→ **Challenges**
- 1) Translate this sentence from the write-up on classifying article titles into Spanish: "The first two are technical, but the news articles source has different categories, so I’ll filter by the technical category."
- 2) From the write-up on classifying article titles, output the passage starting with "First task: make" and going on through "the technical category.".

→ **Article**
_ _ _ _ _

Initial Intent

  • The initial intent here is to take three datasets of article titles of technical articles from different sources and try to classify them using an RNN. And also, another goal is to do this in hour long bites.
  • And going to use this resource, https://madewithml.com/courses/foundations/recurrent-neural-networks/ for inspiration and direction on how to do this.

The datasets

First task: make my own dataset

  • I am going to combine these three datasets. The label will be the source
  • I only want the titles.
  • The first two are technical, but the news articles source has different categories, so I’ll filter by the technical category.

Do this


import os
import pandas as pd

sources = {
    "news": {
        "loc": f"{os.getenv('SOURCE_NEWS_DIR')}/news.csv",
        "title_col": "title",
        "filter": {
            "col": "category",
            "val": "Sci/Tech",
        }
    },
    "medium": {
        "loc": f"{os.getenv('SOURCE_MEDIUM_DIR')}/articles.csv",
        "title_col": "title",
    },
    "stackoverflow": {
        "loc": f"{os.getenv('SOURCE_STACKOVERFLOW_DIR')}/train.csv",
        "title_col": "Title"}
    }

def build_my_dataset(sources, out_loc, head=False):
    dfs = []
    for source, detail in sources.items():
        title_col = detail["title_col"]
        df = pd.read_csv(detail["loc"])

_ _ _ _ _

→ **Given records**
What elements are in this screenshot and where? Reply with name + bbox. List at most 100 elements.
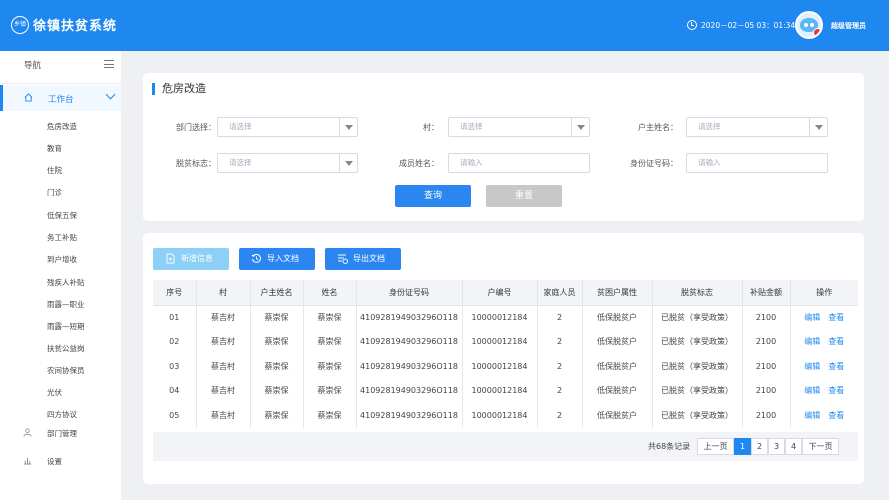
column-header: 脱贫标志: [652, 280, 743, 306]
settings-label: 设置: [47, 457, 62, 466]
view-link[interactable]: 查看: [828, 313, 844, 322]
row-actions: 编辑 查看: [790, 403, 858, 428]
id-label: 身份证号码：: [630, 159, 678, 168]
owner-select[interactable]: 请选择: [686, 117, 828, 137]
search-panel: 危房改造 部门选择： 请选择 村： 请选择 户主姓名： 请选择 脱贫标志： 请选…: [143, 73, 864, 221]
top-bar: 乡镇 徐镇扶贫系统 2020－02－05 03：01:34 超级管理员: [0, 0, 889, 51]
sidebar-subitem[interactable]: 教育: [47, 143, 62, 154]
table-cell: 10000012184: [462, 329, 538, 354]
table-cell: 2: [537, 305, 583, 330]
row-actions: 编辑 查看: [790, 354, 858, 379]
member-input[interactable]: 请输入: [448, 153, 590, 173]
sidebar-subitem[interactable]: 扶贫公益岗: [47, 343, 85, 354]
poverty-select[interactable]: 请选择: [217, 153, 358, 173]
table-cell: 蔡崇保: [250, 354, 304, 379]
poverty-select-placeholder: 请选择: [229, 158, 252, 167]
edit-link[interactable]: 编辑: [804, 411, 820, 420]
document-add-icon: [166, 253, 175, 264]
avatar[interactable]: [795, 11, 823, 39]
table-cell: 410928194903296O118: [356, 403, 463, 428]
sidebar-item-dept[interactable]: 部门管理: [0, 423, 121, 443]
next-page-button[interactable]: 下一页: [802, 438, 839, 455]
datetime: 2020－02－05 03：01:34: [701, 21, 796, 30]
table-cell: 蔡崇保: [250, 378, 304, 403]
village-select[interactable]: 请选择: [448, 117, 590, 137]
edit-link[interactable]: 编辑: [804, 313, 820, 322]
sidebar-subitem[interactable]: 雨露—职业: [47, 299, 85, 310]
table-row: 01 蔡吉村 蔡崇保 蔡崇保 410928194903296O118 10000…: [153, 305, 858, 330]
results-panel: 新增信息 导入文档 导出文档 序号 村 户主姓名 姓名 身份证号码 户编号 家庭…: [143, 233, 864, 484]
table-cell: 蔡吉村: [196, 354, 251, 379]
sidebar-subitem[interactable]: 雨露—短期: [47, 321, 85, 332]
dept-label: 部门管理: [47, 429, 77, 438]
nav-title: 导航: [24, 61, 42, 71]
table-cell: 已脱贫（享受政策）: [652, 378, 743, 403]
dept-select[interactable]: 请选择: [217, 117, 358, 137]
table-cell: 蔡崇保: [303, 403, 357, 428]
reset-button[interactable]: 重置: [486, 185, 562, 207]
id-input-placeholder: 请输入: [698, 158, 721, 167]
sidebar-subitem[interactable]: 残疾人补贴: [47, 277, 85, 288]
id-input[interactable]: 请输入: [686, 153, 828, 173]
table-header-row: 序号 村 户主姓名 姓名 身份证号码 户编号 家庭人员 贫困户属性 脱贫标志 补…: [153, 280, 858, 306]
sidebar-item-settings[interactable]: 设置: [0, 451, 121, 471]
sidebar-subitem[interactable]: 农间协保员: [47, 365, 85, 376]
nav-divider: [0, 83, 121, 84]
view-link[interactable]: 查看: [828, 386, 844, 395]
edit-link[interactable]: 编辑: [804, 337, 820, 346]
view-link[interactable]: 查看: [828, 411, 844, 420]
sidebar-subitem[interactable]: 务工补贴: [47, 232, 77, 243]
page-button[interactable]: 1: [734, 438, 751, 455]
sidebar-subitem[interactable]: 光伏: [47, 387, 62, 398]
table-cell: 蔡吉村: [196, 305, 251, 330]
sidebar-subitem[interactable]: 门诊: [47, 187, 62, 198]
page-button[interactable]: 2: [751, 438, 768, 455]
table-cell: 蔡崇保: [303, 354, 357, 379]
sidebar-subitem[interactable]: 住院: [47, 165, 62, 176]
menu-toggle-icon[interactable]: [104, 60, 114, 68]
sidebar-subitem[interactable]: 危房改造: [47, 121, 77, 132]
page-title: 危房改造: [152, 83, 206, 95]
add-button[interactable]: 新增信息: [153, 248, 229, 270]
import-button[interactable]: 导入文档: [239, 248, 315, 270]
page-button[interactable]: 3: [768, 438, 785, 455]
export-button[interactable]: 导出文档: [325, 248, 401, 270]
table-row: 04 蔡吉村 蔡崇保 蔡崇保 410928194903296O118 10000…: [153, 378, 858, 403]
dept-select-placeholder: 请选择: [229, 122, 252, 131]
table-cell: 04: [153, 378, 197, 403]
clock-icon: [687, 20, 697, 30]
view-link[interactable]: 查看: [828, 337, 844, 346]
column-header: 姓名: [303, 280, 357, 306]
logo-icon: 乡镇: [11, 16, 29, 34]
table-cell: 蔡崇保: [303, 378, 357, 403]
avatar-eye-left: [804, 23, 808, 27]
view-link[interactable]: 查看: [828, 362, 844, 371]
total-records: 共68条记录: [648, 442, 691, 451]
page-button[interactable]: 4: [785, 438, 802, 455]
table-cell: 2: [537, 378, 583, 403]
sidebar-subitem[interactable]: 低保五保: [47, 210, 77, 221]
add-button-label: 新增信息: [181, 254, 213, 263]
column-header: 村: [196, 280, 251, 306]
app-title: 徐镇扶贫系统: [33, 19, 118, 34]
history-icon: [251, 253, 261, 263]
table-cell: 已脱贫（享受政策）: [652, 354, 743, 379]
column-header: 家庭人员: [537, 280, 583, 306]
edit-link[interactable]: 编辑: [804, 386, 820, 395]
table-cell: 低保脱贫户: [582, 329, 653, 354]
sidebar-item-workbench[interactable]: 工作台: [0, 85, 121, 111]
village-select-placeholder: 请选择: [460, 122, 483, 131]
table-cell: 02: [153, 329, 197, 354]
sidebar-subitem[interactable]: 四方协议: [47, 409, 77, 420]
prev-page-button[interactable]: 上一页: [697, 438, 734, 455]
table-cell: 10000012184: [462, 354, 538, 379]
username[interactable]: 超级管理员: [831, 21, 866, 31]
table-cell: 03: [153, 354, 197, 379]
member-input-placeholder: 请输入: [460, 158, 483, 167]
table-cell: 蔡吉村: [196, 403, 251, 428]
chevron-down-icon[interactable]: [105, 89, 116, 100]
sidebar-subitem[interactable]: 到户增收: [47, 254, 77, 265]
table-cell: 已脱贫（享受政策）: [652, 329, 743, 354]
edit-link[interactable]: 编辑: [804, 362, 820, 371]
query-button[interactable]: 查询: [395, 185, 471, 207]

_ _ _ _ _

→ **Outputs**
- 1) Los dos primeros son técnicos, pero la fuente de artículos de noticias tiene categorías distintas, así que filtraré por la categoría técnica.

- 2)
First task: make my own dataset

  • I am going to combine these three datasets. The label will be the source
  • I only want the titles.
  • The first two are technical, but the news articles source has different categories, so I’ll filter by the technical category.